What the task asks
Examine the records and identify each line that includes the string "title". Copy those lines.

Extracted data entries
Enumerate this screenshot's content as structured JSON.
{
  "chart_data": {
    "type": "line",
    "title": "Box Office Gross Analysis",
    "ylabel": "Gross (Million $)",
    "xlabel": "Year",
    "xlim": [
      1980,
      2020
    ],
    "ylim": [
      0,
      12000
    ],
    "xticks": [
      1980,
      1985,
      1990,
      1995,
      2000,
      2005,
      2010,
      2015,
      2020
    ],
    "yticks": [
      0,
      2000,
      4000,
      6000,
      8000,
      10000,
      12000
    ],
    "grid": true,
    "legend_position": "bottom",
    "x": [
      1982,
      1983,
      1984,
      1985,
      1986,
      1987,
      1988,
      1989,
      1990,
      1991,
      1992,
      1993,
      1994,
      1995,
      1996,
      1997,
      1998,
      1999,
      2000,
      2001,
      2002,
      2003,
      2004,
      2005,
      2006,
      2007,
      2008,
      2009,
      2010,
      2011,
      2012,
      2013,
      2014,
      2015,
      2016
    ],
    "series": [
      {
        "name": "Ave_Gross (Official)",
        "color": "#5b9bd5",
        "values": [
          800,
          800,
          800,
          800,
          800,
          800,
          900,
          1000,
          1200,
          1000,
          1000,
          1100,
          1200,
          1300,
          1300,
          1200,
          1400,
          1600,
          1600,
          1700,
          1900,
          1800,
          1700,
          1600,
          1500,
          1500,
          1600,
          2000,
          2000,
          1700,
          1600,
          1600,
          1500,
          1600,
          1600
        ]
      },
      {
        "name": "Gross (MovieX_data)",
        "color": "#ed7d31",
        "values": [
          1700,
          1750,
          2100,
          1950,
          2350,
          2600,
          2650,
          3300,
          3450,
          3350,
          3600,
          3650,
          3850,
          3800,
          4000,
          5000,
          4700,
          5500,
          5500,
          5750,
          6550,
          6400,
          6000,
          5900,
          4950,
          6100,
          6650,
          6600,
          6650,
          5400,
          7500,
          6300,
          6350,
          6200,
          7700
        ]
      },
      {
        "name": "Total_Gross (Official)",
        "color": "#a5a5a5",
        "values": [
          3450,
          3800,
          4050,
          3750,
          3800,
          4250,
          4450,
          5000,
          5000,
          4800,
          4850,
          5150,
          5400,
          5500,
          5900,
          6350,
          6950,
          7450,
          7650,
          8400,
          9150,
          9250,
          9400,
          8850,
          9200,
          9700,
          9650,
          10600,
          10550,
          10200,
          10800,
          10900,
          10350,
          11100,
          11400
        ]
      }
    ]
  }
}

---

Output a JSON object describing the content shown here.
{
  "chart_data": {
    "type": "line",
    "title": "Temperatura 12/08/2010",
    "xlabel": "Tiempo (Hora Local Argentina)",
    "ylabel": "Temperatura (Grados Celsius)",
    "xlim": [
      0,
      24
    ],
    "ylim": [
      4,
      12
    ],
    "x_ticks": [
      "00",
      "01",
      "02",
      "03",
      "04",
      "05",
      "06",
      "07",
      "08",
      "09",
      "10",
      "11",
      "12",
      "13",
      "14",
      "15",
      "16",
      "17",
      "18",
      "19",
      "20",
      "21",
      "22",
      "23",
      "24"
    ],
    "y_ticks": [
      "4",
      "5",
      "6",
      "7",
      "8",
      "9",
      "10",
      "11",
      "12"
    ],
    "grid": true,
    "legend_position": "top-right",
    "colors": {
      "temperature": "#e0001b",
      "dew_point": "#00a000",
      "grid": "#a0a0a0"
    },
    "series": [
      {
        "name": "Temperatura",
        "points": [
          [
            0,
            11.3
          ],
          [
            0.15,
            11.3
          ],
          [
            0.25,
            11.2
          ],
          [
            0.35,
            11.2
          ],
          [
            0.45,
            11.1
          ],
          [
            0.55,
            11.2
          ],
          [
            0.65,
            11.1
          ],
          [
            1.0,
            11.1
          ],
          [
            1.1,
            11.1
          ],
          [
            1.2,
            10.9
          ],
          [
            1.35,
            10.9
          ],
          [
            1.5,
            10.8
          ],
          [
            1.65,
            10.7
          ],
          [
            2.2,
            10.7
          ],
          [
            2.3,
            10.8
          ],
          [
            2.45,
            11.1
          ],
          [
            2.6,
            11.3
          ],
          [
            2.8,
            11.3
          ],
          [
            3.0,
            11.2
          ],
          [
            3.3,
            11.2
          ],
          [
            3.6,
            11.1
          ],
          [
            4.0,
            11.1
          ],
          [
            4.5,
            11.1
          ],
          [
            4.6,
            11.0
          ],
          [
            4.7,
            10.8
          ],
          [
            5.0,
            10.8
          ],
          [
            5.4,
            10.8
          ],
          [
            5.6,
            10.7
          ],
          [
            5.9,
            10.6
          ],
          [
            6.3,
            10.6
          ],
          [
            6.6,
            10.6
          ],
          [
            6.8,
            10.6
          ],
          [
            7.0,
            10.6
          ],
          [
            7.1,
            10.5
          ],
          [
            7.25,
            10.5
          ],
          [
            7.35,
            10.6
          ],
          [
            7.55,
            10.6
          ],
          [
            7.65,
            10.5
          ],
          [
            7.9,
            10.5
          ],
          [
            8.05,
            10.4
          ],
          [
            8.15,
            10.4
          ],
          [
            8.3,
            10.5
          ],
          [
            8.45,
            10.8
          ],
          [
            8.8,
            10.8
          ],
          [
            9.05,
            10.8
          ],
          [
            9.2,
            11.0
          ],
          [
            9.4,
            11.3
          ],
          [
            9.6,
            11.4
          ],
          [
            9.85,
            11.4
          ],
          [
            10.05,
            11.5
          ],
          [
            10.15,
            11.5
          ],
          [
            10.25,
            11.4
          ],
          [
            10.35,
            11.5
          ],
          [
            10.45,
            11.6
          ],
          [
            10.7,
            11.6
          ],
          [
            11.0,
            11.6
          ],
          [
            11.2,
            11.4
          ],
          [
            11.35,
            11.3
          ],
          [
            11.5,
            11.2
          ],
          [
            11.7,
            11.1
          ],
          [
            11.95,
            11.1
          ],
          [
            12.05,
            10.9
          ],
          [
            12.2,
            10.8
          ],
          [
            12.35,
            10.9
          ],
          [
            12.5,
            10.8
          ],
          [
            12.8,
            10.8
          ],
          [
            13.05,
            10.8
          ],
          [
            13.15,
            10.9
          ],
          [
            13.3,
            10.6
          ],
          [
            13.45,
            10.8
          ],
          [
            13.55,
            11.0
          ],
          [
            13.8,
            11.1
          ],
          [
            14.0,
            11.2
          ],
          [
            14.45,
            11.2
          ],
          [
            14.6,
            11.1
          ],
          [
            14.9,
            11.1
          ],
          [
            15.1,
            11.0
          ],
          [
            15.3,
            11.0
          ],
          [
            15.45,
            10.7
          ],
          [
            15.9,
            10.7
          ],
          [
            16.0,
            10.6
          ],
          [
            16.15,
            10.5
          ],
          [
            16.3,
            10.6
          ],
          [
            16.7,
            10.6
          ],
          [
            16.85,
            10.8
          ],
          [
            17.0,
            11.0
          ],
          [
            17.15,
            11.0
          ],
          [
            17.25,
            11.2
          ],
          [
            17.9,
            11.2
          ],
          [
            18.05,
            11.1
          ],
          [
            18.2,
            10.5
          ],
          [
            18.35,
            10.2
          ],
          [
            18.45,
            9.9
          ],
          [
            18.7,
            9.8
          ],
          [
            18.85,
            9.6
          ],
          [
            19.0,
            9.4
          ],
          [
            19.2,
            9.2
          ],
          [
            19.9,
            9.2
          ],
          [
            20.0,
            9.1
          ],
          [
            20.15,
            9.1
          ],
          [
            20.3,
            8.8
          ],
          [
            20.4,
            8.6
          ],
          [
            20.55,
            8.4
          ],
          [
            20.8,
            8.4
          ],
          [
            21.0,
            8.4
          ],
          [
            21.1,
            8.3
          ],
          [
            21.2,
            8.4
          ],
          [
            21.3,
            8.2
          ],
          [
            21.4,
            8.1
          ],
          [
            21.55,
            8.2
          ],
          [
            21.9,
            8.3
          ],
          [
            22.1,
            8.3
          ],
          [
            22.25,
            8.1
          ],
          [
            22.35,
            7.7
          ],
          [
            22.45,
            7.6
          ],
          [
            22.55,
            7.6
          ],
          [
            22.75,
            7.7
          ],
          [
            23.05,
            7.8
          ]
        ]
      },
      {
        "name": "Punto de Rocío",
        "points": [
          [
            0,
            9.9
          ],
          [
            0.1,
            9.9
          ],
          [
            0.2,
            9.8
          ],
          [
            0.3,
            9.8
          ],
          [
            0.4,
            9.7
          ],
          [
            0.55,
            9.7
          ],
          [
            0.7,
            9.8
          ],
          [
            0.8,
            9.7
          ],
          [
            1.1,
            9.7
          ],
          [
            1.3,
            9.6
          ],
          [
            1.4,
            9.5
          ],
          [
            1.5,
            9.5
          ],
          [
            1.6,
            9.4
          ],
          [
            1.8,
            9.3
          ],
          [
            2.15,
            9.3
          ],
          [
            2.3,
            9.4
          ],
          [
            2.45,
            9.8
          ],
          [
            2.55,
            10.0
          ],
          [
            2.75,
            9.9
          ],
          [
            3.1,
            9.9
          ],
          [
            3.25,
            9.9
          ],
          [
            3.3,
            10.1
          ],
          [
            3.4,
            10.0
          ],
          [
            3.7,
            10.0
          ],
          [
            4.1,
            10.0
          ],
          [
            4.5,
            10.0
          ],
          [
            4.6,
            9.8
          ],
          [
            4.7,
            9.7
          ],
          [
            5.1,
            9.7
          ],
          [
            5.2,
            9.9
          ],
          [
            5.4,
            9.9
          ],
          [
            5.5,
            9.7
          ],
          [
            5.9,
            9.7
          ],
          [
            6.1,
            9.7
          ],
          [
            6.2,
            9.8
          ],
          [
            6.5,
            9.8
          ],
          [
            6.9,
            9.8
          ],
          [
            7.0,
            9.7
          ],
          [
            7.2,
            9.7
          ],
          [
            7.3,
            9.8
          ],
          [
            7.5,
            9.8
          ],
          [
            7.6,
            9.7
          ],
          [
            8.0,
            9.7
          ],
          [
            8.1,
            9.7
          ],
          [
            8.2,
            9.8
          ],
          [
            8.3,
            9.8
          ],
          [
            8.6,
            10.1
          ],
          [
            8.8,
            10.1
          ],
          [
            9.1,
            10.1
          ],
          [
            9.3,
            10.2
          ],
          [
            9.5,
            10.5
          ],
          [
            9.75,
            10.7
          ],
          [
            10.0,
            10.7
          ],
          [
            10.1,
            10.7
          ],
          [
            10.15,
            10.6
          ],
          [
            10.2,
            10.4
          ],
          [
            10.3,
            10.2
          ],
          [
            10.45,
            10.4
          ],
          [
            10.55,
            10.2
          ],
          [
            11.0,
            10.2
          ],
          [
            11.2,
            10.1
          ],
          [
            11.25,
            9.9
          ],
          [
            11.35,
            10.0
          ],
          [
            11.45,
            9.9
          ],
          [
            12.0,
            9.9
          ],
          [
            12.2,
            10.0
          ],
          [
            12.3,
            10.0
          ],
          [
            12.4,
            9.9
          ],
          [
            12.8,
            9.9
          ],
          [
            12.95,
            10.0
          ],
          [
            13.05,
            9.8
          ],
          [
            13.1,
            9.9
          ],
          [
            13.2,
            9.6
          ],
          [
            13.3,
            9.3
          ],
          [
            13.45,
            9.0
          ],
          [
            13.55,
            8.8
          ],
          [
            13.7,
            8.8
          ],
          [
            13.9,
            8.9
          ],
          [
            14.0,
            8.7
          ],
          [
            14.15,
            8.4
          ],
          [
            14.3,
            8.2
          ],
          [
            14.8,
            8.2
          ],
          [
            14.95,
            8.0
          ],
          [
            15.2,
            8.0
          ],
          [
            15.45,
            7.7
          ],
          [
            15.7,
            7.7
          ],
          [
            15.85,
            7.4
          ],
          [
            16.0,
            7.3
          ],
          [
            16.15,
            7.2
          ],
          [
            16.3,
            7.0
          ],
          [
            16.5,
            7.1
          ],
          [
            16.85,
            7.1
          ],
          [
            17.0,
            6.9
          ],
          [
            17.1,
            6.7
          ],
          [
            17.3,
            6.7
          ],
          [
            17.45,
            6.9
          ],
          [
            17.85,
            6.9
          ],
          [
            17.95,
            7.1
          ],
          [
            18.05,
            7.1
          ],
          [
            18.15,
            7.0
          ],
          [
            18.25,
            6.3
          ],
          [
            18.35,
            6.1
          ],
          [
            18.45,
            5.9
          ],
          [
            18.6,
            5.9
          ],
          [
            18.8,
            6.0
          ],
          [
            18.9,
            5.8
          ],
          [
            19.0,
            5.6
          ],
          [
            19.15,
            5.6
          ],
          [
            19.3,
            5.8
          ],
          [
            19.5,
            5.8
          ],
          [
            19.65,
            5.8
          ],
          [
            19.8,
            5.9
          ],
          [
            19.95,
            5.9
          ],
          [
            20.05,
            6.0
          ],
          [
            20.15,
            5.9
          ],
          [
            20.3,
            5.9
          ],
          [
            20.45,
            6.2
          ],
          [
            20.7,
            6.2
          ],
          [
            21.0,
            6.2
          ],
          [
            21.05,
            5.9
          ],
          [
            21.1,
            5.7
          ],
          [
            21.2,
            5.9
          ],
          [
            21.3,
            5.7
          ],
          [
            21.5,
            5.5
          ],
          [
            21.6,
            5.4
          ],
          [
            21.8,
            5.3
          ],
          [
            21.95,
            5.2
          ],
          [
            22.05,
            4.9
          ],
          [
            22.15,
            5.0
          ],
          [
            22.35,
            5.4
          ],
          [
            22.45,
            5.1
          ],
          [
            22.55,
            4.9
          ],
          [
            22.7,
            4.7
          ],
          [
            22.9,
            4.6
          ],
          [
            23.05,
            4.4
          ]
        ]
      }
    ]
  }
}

==

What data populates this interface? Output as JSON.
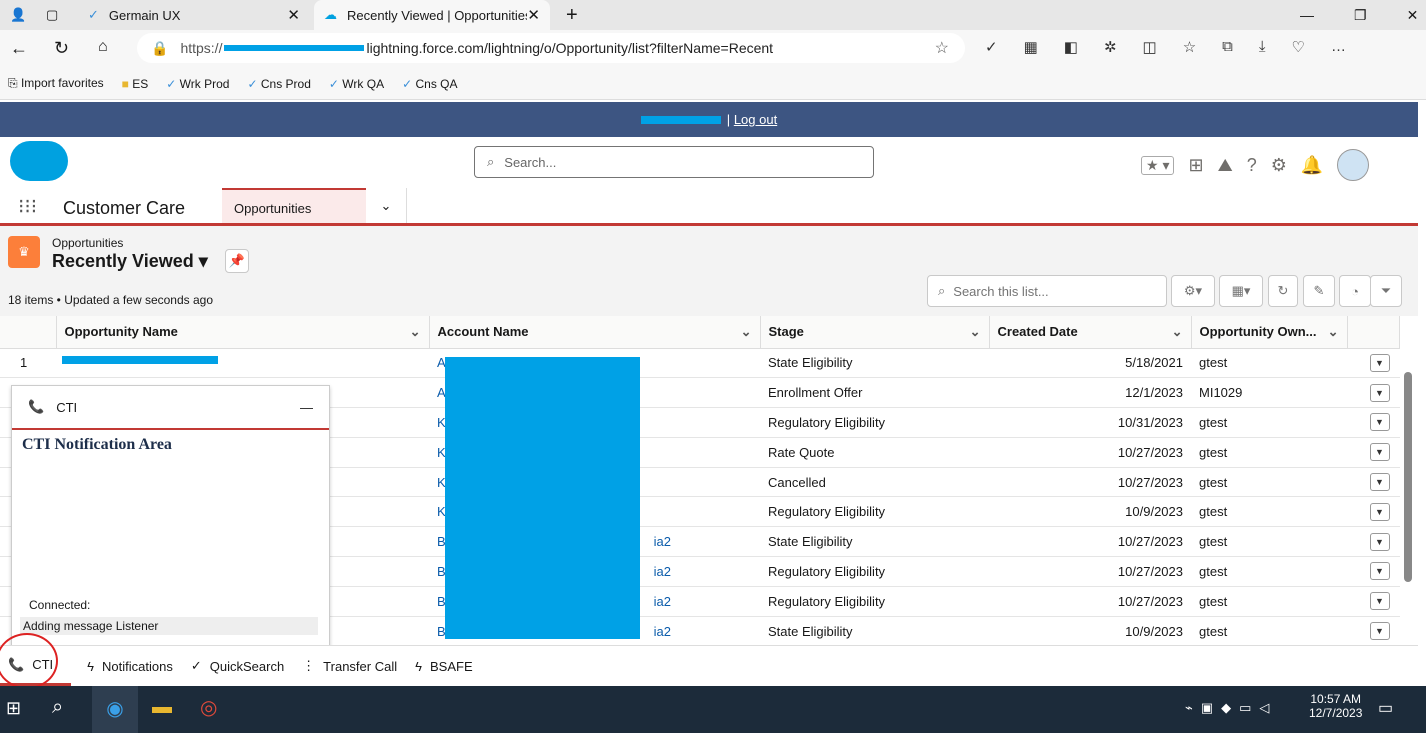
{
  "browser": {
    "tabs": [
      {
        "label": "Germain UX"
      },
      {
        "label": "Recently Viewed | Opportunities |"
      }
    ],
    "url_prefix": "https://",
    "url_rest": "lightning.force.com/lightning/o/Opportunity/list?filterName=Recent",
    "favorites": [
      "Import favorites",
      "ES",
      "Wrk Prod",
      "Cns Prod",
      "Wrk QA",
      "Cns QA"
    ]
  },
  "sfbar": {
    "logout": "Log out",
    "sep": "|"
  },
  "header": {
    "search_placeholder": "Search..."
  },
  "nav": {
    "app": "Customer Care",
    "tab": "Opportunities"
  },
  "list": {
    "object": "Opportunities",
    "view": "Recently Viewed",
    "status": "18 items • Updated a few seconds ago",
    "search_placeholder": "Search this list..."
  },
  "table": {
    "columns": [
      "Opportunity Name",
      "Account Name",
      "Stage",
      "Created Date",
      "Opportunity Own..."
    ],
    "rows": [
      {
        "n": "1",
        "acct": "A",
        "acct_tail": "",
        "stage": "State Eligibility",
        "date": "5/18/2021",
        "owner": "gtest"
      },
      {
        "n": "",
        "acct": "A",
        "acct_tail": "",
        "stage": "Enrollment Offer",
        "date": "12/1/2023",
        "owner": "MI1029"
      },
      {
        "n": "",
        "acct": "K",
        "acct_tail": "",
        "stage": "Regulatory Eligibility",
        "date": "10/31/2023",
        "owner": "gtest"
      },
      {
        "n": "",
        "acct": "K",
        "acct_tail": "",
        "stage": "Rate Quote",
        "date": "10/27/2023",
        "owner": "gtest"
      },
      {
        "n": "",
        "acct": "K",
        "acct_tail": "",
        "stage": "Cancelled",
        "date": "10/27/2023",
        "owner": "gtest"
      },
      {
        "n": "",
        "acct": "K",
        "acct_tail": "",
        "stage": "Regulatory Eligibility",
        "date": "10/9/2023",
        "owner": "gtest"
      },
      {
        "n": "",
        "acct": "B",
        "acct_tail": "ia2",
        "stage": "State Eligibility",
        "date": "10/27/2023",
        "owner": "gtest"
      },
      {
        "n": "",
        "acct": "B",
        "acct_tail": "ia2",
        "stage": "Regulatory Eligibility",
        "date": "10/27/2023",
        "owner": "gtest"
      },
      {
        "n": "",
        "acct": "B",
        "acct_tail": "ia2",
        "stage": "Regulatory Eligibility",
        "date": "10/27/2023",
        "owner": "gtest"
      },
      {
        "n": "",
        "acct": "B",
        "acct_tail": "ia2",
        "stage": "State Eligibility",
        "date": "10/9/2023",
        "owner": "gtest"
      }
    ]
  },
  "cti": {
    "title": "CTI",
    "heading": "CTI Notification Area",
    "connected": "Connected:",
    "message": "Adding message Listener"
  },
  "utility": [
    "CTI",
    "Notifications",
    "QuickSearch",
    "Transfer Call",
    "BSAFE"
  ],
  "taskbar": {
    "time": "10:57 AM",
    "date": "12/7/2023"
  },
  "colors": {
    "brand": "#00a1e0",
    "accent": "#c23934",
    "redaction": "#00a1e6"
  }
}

Response to the task
    "title": "Box Office Gross Analysis",
    "title": "Temperatura 12/08/2010",
    "title": "CTI",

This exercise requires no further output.